»»

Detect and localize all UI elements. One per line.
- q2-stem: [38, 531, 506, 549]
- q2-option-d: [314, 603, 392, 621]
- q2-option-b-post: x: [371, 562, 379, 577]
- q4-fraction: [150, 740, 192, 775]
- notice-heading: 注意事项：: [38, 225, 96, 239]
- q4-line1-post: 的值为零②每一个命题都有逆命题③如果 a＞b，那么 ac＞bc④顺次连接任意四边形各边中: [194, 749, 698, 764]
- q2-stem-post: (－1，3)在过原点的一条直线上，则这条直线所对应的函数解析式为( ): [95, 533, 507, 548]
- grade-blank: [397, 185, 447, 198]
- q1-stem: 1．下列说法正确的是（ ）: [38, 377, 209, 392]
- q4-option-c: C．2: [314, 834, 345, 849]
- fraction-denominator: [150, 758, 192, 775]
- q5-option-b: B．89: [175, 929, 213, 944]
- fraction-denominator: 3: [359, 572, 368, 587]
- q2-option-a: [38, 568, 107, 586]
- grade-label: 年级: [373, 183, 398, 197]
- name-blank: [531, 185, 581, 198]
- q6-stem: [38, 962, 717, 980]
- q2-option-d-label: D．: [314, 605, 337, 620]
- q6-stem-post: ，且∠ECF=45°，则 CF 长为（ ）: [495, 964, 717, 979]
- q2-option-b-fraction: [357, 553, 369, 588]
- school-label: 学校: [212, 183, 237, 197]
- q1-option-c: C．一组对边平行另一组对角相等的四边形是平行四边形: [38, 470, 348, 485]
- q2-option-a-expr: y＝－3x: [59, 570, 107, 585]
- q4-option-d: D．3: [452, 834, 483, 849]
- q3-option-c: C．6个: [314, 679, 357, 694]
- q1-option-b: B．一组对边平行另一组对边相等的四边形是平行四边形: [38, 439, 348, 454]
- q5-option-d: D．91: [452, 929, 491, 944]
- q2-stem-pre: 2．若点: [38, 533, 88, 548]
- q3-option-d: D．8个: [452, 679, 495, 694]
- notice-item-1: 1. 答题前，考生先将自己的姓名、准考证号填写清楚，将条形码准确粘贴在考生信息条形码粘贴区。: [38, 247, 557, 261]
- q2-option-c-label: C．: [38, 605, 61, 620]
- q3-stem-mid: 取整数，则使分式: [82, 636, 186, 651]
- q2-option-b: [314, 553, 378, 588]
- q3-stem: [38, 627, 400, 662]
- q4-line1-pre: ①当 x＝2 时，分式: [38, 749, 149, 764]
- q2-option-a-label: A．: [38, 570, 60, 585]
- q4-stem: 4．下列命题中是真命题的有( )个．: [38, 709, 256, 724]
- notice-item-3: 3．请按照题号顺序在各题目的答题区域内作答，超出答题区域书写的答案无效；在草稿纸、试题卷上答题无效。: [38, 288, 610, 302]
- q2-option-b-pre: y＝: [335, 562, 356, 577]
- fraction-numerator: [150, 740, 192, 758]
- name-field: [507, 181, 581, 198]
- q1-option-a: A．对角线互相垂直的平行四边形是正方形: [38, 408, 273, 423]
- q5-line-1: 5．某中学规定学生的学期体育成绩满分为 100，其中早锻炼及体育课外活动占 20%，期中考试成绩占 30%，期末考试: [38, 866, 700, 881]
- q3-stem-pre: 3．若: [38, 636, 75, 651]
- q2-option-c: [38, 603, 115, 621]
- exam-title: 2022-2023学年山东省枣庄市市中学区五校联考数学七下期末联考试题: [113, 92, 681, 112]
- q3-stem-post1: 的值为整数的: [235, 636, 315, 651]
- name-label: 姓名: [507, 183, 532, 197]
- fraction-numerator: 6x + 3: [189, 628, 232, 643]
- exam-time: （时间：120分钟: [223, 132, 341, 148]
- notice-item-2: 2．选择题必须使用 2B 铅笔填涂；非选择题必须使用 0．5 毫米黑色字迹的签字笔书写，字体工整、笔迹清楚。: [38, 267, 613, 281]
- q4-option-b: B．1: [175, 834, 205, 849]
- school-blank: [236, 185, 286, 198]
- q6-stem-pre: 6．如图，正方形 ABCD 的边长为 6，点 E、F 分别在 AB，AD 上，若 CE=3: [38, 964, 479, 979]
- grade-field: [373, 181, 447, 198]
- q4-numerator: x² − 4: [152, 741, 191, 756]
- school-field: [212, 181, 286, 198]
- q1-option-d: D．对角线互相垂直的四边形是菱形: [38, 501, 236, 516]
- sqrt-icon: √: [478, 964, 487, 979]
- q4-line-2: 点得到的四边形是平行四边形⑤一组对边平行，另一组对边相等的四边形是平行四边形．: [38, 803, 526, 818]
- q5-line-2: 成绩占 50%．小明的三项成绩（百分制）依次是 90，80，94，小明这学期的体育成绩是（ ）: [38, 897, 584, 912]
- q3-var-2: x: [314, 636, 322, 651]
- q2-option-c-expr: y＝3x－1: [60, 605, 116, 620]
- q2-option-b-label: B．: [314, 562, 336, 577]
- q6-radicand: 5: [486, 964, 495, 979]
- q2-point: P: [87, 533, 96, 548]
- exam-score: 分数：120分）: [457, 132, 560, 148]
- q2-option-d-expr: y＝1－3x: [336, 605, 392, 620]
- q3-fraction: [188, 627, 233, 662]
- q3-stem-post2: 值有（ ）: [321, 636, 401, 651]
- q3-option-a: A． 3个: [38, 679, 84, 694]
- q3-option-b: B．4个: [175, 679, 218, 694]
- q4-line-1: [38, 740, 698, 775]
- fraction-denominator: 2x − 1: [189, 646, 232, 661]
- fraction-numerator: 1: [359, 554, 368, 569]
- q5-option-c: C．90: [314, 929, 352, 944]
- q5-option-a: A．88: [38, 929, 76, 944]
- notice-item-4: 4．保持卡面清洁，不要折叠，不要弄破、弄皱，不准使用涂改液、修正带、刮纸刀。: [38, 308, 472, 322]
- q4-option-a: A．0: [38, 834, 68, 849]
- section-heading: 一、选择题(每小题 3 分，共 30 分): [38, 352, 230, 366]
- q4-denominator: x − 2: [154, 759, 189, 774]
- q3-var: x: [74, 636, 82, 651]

««

▶ _WRITTEN TASK_
Lay out every line of the records above as a JSON list of strings, one string per line, with blank lines left out.

▶ _WRITTEN ANSWER_
[
  "Detect and localize all UI elements. One per line.",
  "- q2-stem: [38, 531, 506, 549]",
  "- q2-option-d: [314, 603, 392, 621]",
  "- q2-option-b-post: x: [371, 562, 379, 577]",
  "- q4-fraction: [150, 740, 192, 775]",
  "- notice-heading: 注意事项：: [38, 225, 96, 239]",
  "- q4-line1-post: 的值为零②每一个命题都有逆命题③如果 a＞b，那么 ac＞bc④顺次连接任意四边形各边中: [194, 749, 698, 764]",
  "- q2-stem-post: (－1，3)在过原点的一条直线上，则这条直线所对应的函数解析式为( ): [95, 533, 507, 548]",
  "- grade-blank: [397, 185, 447, 198]",
  "- q1-stem: 1．下列说法正确的是（ ）: [38, 377, 209, 392]",
  "- q4-option-c: C．2: [314, 834, 345, 849]",
  "- fraction-denominator: [150, 758, 192, 775]",
  "- q5-option-b: B．89: [175, 929, 213, 944]",
  "- fraction-denominator: 3: [359, 572, 368, 587]",
  "- q2-option-a: [38, 568, 107, 586]",
  "- grade-label: 年级: [373, 183, 398, 197]",
  "- name-blank: [531, 185, 581, 198]",
  "- q6-stem: [38, 962, 717, 980]",
  "- q2-option-d-label: D．: [314, 605, 337, 620]",
  "- q6-stem-post: ，且∠ECF=45°，则 CF 长为（ ）: [495, 964, 717, 979]",
  "- q2-option-b-fraction: [357, 553, 369, 588]",
  "- school-label: 学校: [212, 183, 237, 197]",
  "- q1-option-c: C．一组对边平行另一组对角相等的四边形是平行四边形: [38, 470, 348, 485]",
  "- q2-option-a-expr: y＝－3x: [59, 570, 107, 585]",
  "- q4-option-d: D．3: [452, 834, 483, 849]",
  "- q3-option-c: C．6个: [314, 679, 357, 694]",
  "- q1-option-b: B．一组对边平行另一组对边相等的四边形是平行四边形: [38, 439, 348, 454]",
  "- q5-option-d: D．91: [452, 929, 491, 944]",
  "- q2-stem-pre: 2．若点: [38, 533, 88, 548]",
  "- q3-option-d: D．8个: [452, 679, 495, 694]",
  "- notice-item-1: 1. 答题前，考生先将自己的姓名、准考证号填写清楚，将条形码准确粘贴在考生信息条形码粘贴区。: [38, 247, 557, 261]",
  "- q2-option-c-label: C．: [38, 605, 61, 620]",
  "- q3-stem-mid: 取整数，则使分式: [82, 636, 186, 651]",
  "- q2-option-b: [314, 553, 378, 588]",
  "- q3-stem: [38, 627, 400, 662]",
  "- q4-line1-pre: ①当 x＝2 时，分式: [38, 749, 149, 764]",
  "- q2-option-a-label: A．: [38, 570, 60, 585]",
  "- q4-stem: 4．下列命题中是真命题的有( )个．: [38, 709, 256, 724]",
  "- notice-item-3: 3．请按照题号顺序在各题目的答题区域内作答，超出答题区域书写的答案无效；在草稿纸、试题卷上答题无效。: [38, 288, 610, 302]",
  "- q2-option-b-pre: y＝: [335, 562, 356, 577]",
  "- fraction-numerator: [150, 740, 192, 758]",
  "- name-field: [507, 181, 581, 198]",
  "- q1-option-a: A．对角线互相垂直的平行四边形是正方形: [38, 408, 273, 423]",
  "- q5-line-1: 5．某中学规定学生的学期体育成绩满分为 100，其中早锻炼及体育课外活动占 20%，期中考试成绩占 30%，期末考试: [38, 866, 700, 881]",
  "- q3-stem-pre: 3．若: [38, 636, 75, 651]",
  "- q2-option-c: [38, 603, 115, 621]",
  "- exam-title: 2022-2023学年山东省枣庄市市中学区五校联考数学七下期末联考试题: [113, 92, 681, 112]",
  "- q3-stem-post1: 的值为整数的: [235, 636, 315, 651]",
  "- name-label: 姓名: [507, 183, 532, 197]",
  "- fraction-numerator: 6x + 3: [189, 628, 232, 643]",
  "- exam-time: （时间：120分钟: [223, 132, 341, 148]",
  "- notice-item-2: 2．选择题必须使用 2B 铅笔填涂；非选择题必须使用 0．5 毫米黑色字迹的签字笔书写，字体工整、笔迹清楚。: [38, 267, 613, 281]",
  "- q4-option-b: B．1: [175, 834, 205, 849]",
  "- school-blank: [236, 185, 286, 198]",
  "- q6-stem-pre: 6．如图，正方形 ABCD 的边长为 6，点 E、F 分别在 AB，AD 上，若 CE=3: [38, 964, 479, 979]",
  "- grade-field: [373, 181, 447, 198]",
  "- q4-numerator: x² − 4: [152, 741, 191, 756]",
  "- school-field: [212, 181, 286, 198]",
  "- q1-option-d: D．对角线互相垂直的四边形是菱形: [38, 501, 236, 516]",
  "- sqrt-icon: √: [478, 964, 487, 979]",
  "- q4-line-2: 点得到的四边形是平行四边形⑤一组对边平行，另一组对边相等的四边形是平行四边形．: [38, 803, 526, 818]",
  "- q5-line-2: 成绩占 50%．小明的三项成绩（百分制）依次是 90，80，94，小明这学期的体育成绩是（ ）: [38, 897, 584, 912]",
  "- q3-var-2: x: [314, 636, 322, 651]",
  "- q2-option-c-expr: y＝3x－1: [60, 605, 116, 620]",
  "- q2-option-b-label: B．: [314, 562, 336, 577]",
  "- q6-radicand: 5: [486, 964, 495, 979]",
  "- q2-point: P: [87, 533, 96, 548]",
  "- exam-score: 分数：120分）: [457, 132, 560, 148]",
  "- q2-option-d-expr: y＝1－3x: [336, 605, 392, 620]",
  "- q3-fraction: [188, 627, 233, 662]",
  "- q3-stem-post2: 值有（ ）: [321, 636, 401, 651]",
  "- q3-option-a: A． 3个: [38, 679, 84, 694]",
  "- q3-option-b: B．4个: [175, 679, 218, 694]",
  "- q4-line-1: [38, 740, 698, 775]",
  "- fraction-denominator: 2x − 1: [189, 646, 232, 661]",
  "- fraction-numerator: 1: [359, 554, 368, 569]",
  "- q5-option-c: C．90: [314, 929, 352, 944]",
  "- q5-option-a: A．88: [38, 929, 76, 944]",
  "- notice-item-4: 4．保持卡面清洁，不要折叠，不要弄破、弄皱，不准使用涂改液、修正带、刮纸刀。: [38, 308, 472, 322]",
  "- q4-option-a: A．0: [38, 834, 68, 849]",
  "- section-heading: 一、选择题(每小题 3 分，共 30 分): [38, 352, 230, 366]",
  "- q4-denominator: x − 2: [154, 759, 189, 774]",
  "- q3-var: x: [74, 636, 82, 651]"
]